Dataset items
################
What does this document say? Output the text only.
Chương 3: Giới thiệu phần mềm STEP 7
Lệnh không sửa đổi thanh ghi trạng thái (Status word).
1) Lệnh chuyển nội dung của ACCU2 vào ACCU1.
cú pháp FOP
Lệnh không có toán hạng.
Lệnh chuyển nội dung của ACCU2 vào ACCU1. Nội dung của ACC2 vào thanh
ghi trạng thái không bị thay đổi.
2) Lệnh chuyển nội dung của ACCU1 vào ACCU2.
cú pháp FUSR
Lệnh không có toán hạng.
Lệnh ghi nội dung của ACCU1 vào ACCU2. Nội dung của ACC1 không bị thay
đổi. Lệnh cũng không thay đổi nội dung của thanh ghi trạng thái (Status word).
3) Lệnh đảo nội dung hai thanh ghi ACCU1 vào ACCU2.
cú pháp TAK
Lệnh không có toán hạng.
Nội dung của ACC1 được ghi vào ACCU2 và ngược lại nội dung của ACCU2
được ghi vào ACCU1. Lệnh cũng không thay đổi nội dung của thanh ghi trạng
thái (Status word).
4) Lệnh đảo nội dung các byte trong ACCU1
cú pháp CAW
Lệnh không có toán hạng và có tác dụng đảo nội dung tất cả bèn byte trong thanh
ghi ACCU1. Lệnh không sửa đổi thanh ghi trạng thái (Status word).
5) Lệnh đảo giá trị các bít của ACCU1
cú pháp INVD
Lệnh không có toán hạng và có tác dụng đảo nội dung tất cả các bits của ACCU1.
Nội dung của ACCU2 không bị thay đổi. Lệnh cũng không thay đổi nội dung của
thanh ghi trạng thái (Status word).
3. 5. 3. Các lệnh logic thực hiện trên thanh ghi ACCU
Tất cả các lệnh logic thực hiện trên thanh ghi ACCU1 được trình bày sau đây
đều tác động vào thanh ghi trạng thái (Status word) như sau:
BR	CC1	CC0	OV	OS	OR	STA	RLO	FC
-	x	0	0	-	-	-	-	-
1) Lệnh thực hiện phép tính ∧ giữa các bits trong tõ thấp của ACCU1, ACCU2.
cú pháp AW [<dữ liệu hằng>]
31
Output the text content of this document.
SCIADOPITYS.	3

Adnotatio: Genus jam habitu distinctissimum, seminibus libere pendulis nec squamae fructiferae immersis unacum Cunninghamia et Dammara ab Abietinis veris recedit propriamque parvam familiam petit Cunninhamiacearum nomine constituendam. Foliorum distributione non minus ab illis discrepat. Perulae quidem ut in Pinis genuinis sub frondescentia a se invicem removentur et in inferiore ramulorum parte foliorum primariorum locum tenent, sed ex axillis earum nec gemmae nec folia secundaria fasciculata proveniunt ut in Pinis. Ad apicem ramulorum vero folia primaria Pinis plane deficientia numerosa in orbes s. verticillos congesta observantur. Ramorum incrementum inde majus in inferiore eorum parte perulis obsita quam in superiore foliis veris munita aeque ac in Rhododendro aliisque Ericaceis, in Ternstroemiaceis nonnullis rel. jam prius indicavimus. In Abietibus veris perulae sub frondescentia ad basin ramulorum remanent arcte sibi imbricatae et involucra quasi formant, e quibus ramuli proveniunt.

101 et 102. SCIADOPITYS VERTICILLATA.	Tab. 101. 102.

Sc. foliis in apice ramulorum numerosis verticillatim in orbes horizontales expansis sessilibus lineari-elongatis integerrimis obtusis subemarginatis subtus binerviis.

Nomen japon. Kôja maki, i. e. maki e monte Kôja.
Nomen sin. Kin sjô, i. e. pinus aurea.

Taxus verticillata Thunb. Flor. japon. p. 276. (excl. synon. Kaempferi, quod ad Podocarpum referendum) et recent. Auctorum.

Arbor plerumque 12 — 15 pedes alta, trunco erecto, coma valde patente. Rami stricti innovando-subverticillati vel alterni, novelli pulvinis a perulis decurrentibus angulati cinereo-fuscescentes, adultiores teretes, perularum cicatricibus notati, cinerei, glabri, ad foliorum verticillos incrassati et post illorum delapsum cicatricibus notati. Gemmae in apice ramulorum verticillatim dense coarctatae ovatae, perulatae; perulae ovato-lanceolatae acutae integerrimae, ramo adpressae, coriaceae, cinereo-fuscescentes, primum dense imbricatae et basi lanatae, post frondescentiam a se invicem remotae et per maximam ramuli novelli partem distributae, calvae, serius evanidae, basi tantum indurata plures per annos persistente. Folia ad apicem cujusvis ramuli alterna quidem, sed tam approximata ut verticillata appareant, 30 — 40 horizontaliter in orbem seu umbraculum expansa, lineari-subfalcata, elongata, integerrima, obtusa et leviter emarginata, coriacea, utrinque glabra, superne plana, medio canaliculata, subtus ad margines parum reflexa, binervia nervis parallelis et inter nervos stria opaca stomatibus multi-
################
Stated goal —
Find the word "hiện" in the entries, and copy every line it shows up in.

Finished task —
3. 5. 3. Các lệnh logic thực hiện trên thanh ghi ACCU
Tất cả các lệnh logic thực hiện trên thanh ghi ACCU1 được trình bày sau đây
1) Lệnh thực hiện phép tính ∧ giữa các bits trong tõ thấp của ACCU1, ACCU2.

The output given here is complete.